-- Start --

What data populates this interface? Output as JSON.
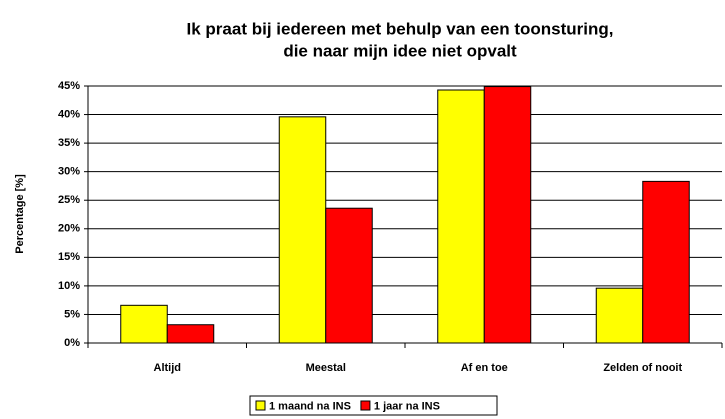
{
  "chart_data": {
    "type": "bar",
    "title": [
      "Ik praat bij iedereen met behulp van een toonsturing,",
      "die naar mijn idee niet opvalt"
    ],
    "y_label": "Percentage [%]",
    "categories": [
      "Altijd",
      "Meestal",
      "Af en toe",
      "Zelden of nooit"
    ],
    "series": [
      {
        "name": "1 maand na INS",
        "color": "#ffff00",
        "values": [
          6.6,
          39.6,
          44.3,
          9.6
        ]
      },
      {
        "name": "1 jaar na INS",
        "color": "#ff0000",
        "values": [
          3.2,
          23.6,
          44.9,
          28.3
        ]
      }
    ],
    "ylim": [
      0,
      45
    ],
    "yticks": [
      {
        "value": 0,
        "label": "0%"
      },
      {
        "value": 5,
        "label": "5%"
      },
      {
        "value": 10,
        "label": "10%"
      },
      {
        "value": 15,
        "label": "15%"
      },
      {
        "value": 20,
        "label": "20%"
      },
      {
        "value": 25,
        "label": "25%"
      },
      {
        "value": 30,
        "label": "30%"
      },
      {
        "value": 35,
        "label": "35%"
      },
      {
        "value": 40,
        "label": "40%"
      },
      {
        "value": 45,
        "label": "45%"
      }
    ],
    "grid": true,
    "legend": "bottom"
  }
}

-- End --

■ **Stated problem**:
Reproduce each entry precisely. Leave the pictures out.

■ **Output**:
What data populates this interface? Output as JSON.
{
  "chart_data": {
    "type": "bar",
    "title": [
      "Ik praat bij iedereen met behulp van een toonsturing,",
      "die naar mijn idee niet opvalt"
    ],
    "y_label": "Percentage [%]",
    "categories": [
      "Altijd",
      "Meestal",
      "Af en toe",
      "Zelden of nooit"
    ],
    "series": [
      {
        "name": "1 maand na INS",
        "color": "#ffff00",
        "values": [
          6.6,
          39.6,
          44.3,
          9.6
        ]
      },
      {
        "name": "1 jaar na INS",
        "color": "#ff0000",
        "values": [
          3.2,
          23.6,
          44.9,
          28.3
        ]
      }
    ],
    "ylim": [
      0,
      45
    ],
    "yticks": [
      {
        "value": 0,
        "label": "0%"
      },
      {
        "value": 5,
        "label": "5%"
      },
      {
        "value": 10,
        "label": "10%"
      },
      {
        "value": 15,
        "label": "15%"
      },
      {
        "value": 20,
        "label": "20%"
      },
      {
        "value": 25,
        "label": "25%"
      },
      {
        "value": 30,
        "label": "30%"
      },
      {
        "value": 35,
        "label": "35%"
      },
      {
        "value": 40,
        "label": "40%"
      },
      {
        "value": 45,
        "label": "45%"
      }
    ],
    "grid": true,
    "legend": "bottom"
  }
}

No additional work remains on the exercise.